Print every entry, word for word, and skip the images.

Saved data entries
..........

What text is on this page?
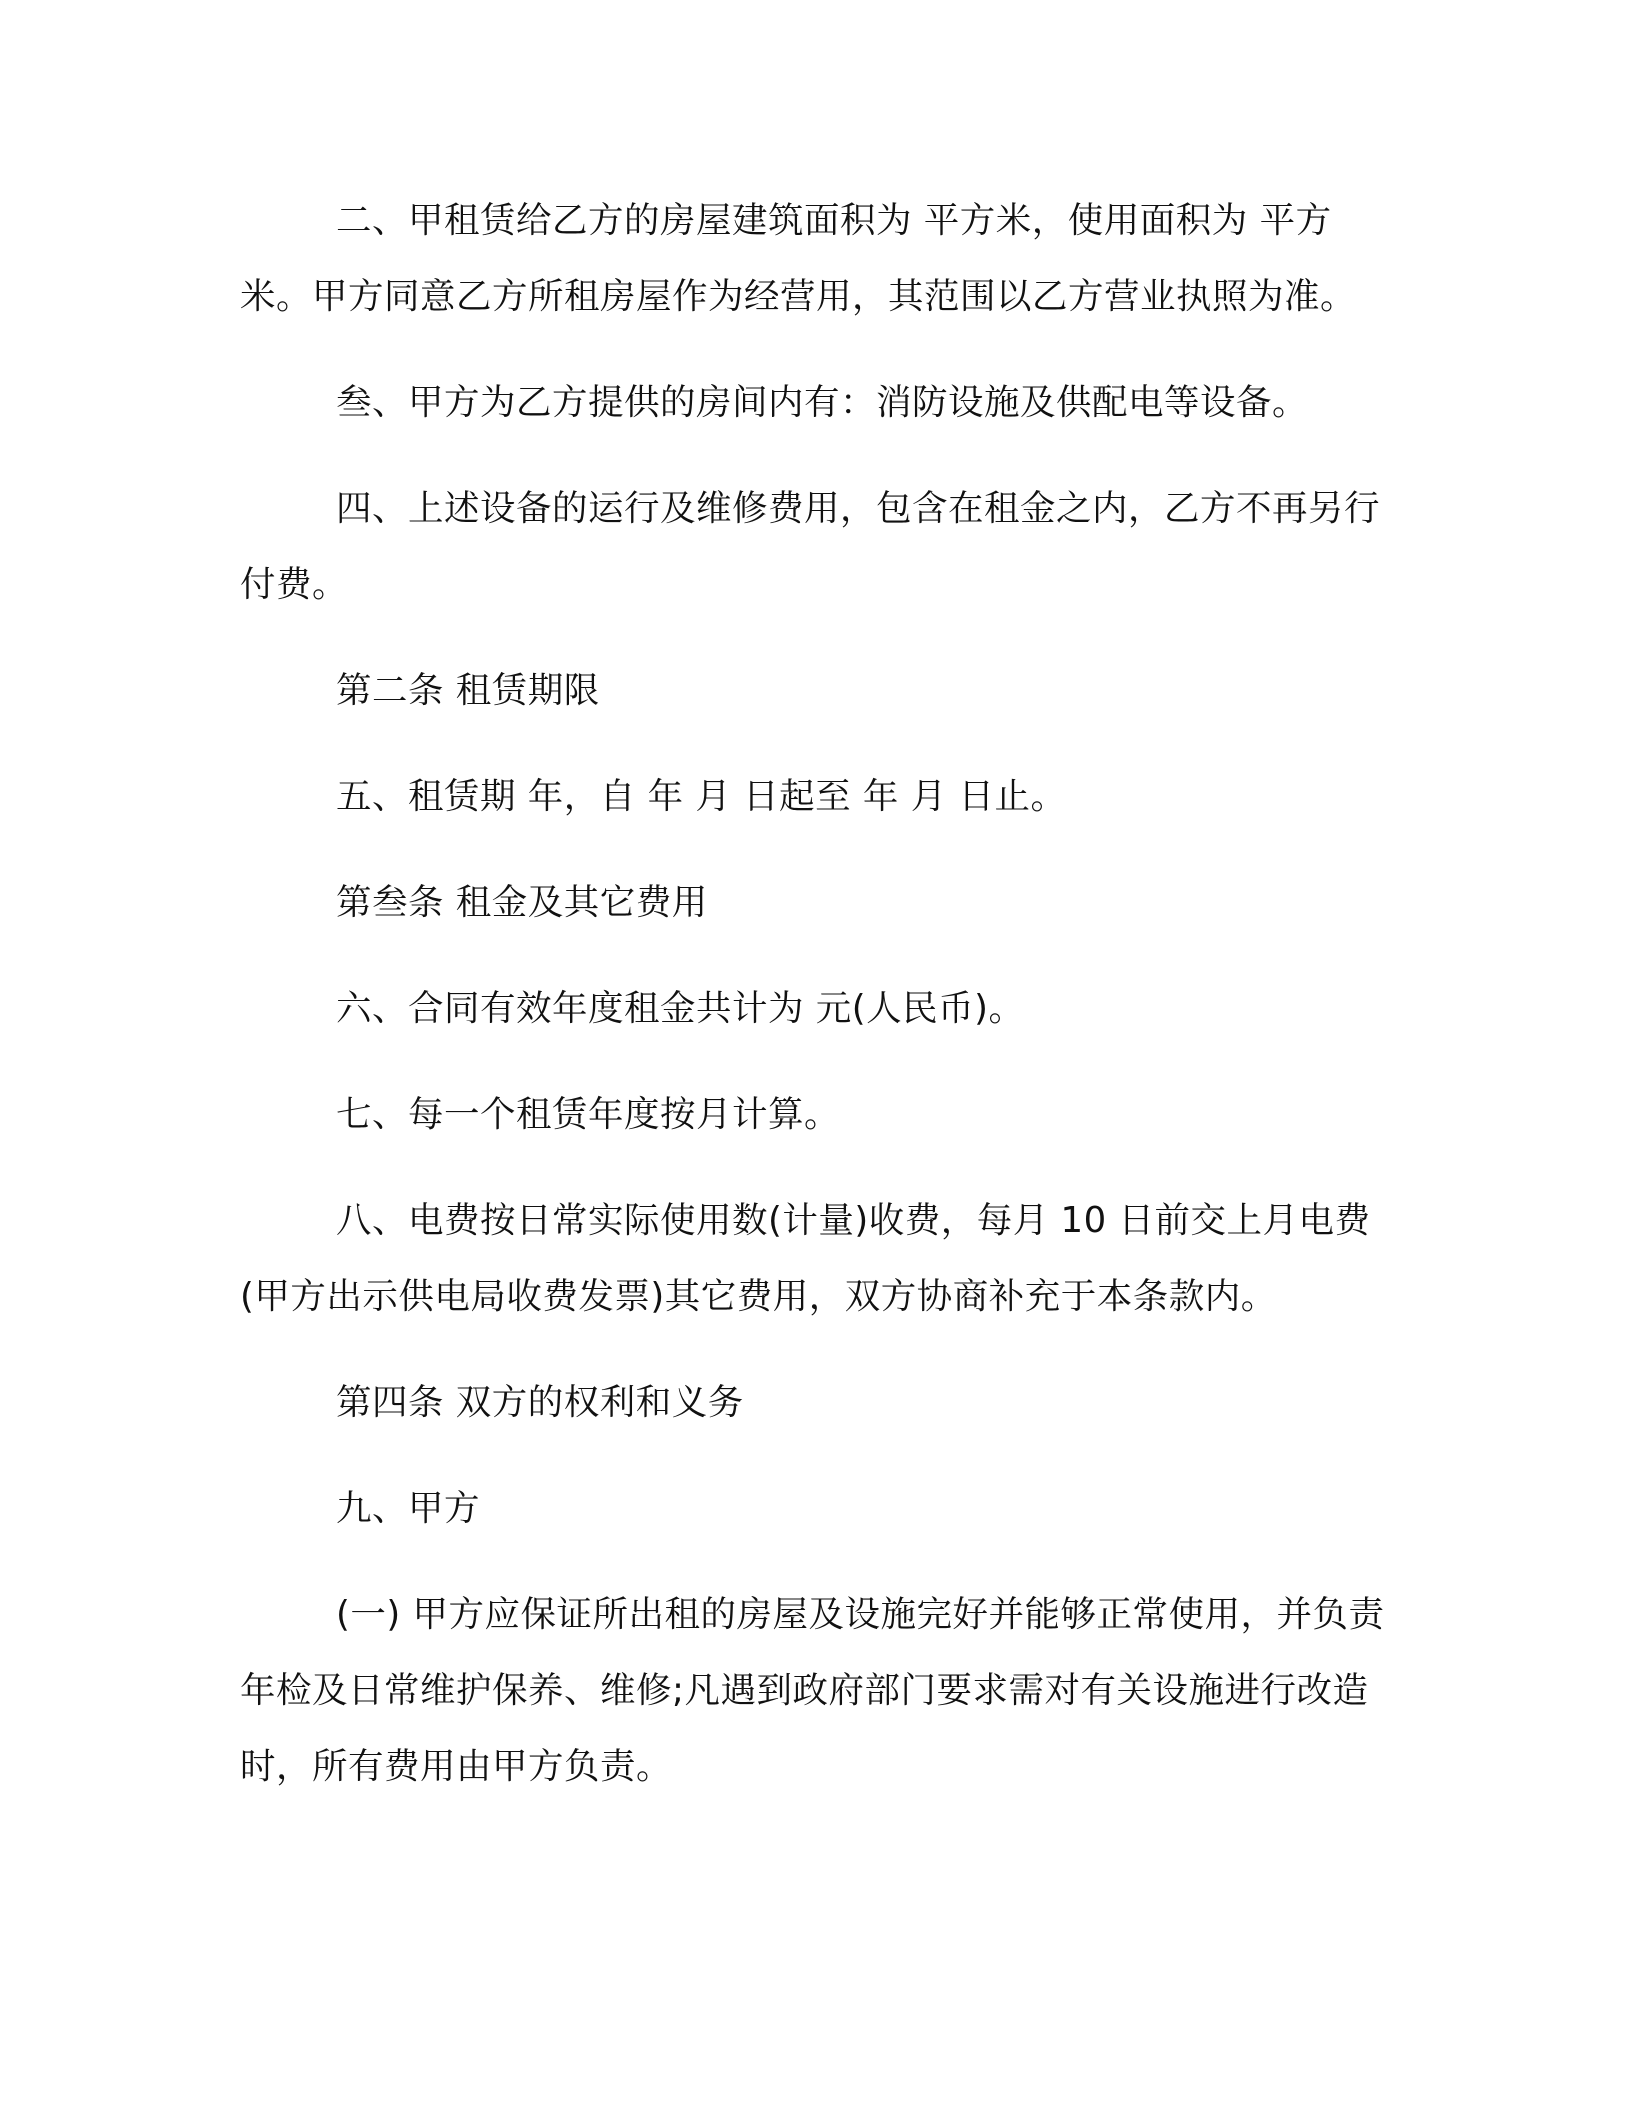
二、甲租赁给乙方的房屋建筑面积为 平方米，使用面积为 平方米。甲方同意乙方所租房屋作为经营用，其范围以乙方营业执照为准。

叁、甲方为乙方提供的房间内有：消防设施及供配电等设备。

四、上述设备的运行及维修费用，包含在租金之内，乙方不再另行付费。

第二条 租赁期限

五、租赁期 年，自 年 月 日起至 年 月 日止。

第叁条 租金及其它费用

六、合同有效年度租金共计为 元(人民币)。

七、每一个租赁年度按月计算。

八、电费按日常实际使用数(计量)收费，每月 10 日前交上月电费(甲方出示供电局收费发票)其它费用，双方协商补充于本条款内。

第四条 双方的权利和义务

九、甲方

(一) 甲方应保证所出租的房屋及设施完好并能够正常使用，并负责年检及日常维护保养、维修;凡遇到政府部门要求需对有关设施进行改造时，所有费用由甲方负责。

..........

Result of the exercise:
What text is on this page?
二、甲租赁给乙方的房屋建筑面积为 平方米，使用面积为 平方米。甲方同意乙方所租房屋作为经营用，其范围以乙方营业执照为准。

叁、甲方为乙方提供的房间内有：消防设施及供配电等设备。

四、上述设备的运行及维修费用，包含在租金之内，乙方不再另行付费。

第二条 租赁期限

五、租赁期 年，自 年 月 日起至 年 月 日止。

第叁条 租金及其它费用

六、合同有效年度租金共计为 元(人民币)。

七、每一个租赁年度按月计算。

八、电费按日常实际使用数(计量)收费，每月 10 日前交上月电费(甲方出示供电局收费发票)其它费用，双方协商补充于本条款内。

第四条 双方的权利和义务

九、甲方

(一) 甲方应保证所出租的房屋及设施完好并能够正常使用，并负责年检及日常维护保养、维修;凡遇到政府部门要求需对有关设施进行改造时，所有费用由甲方负责。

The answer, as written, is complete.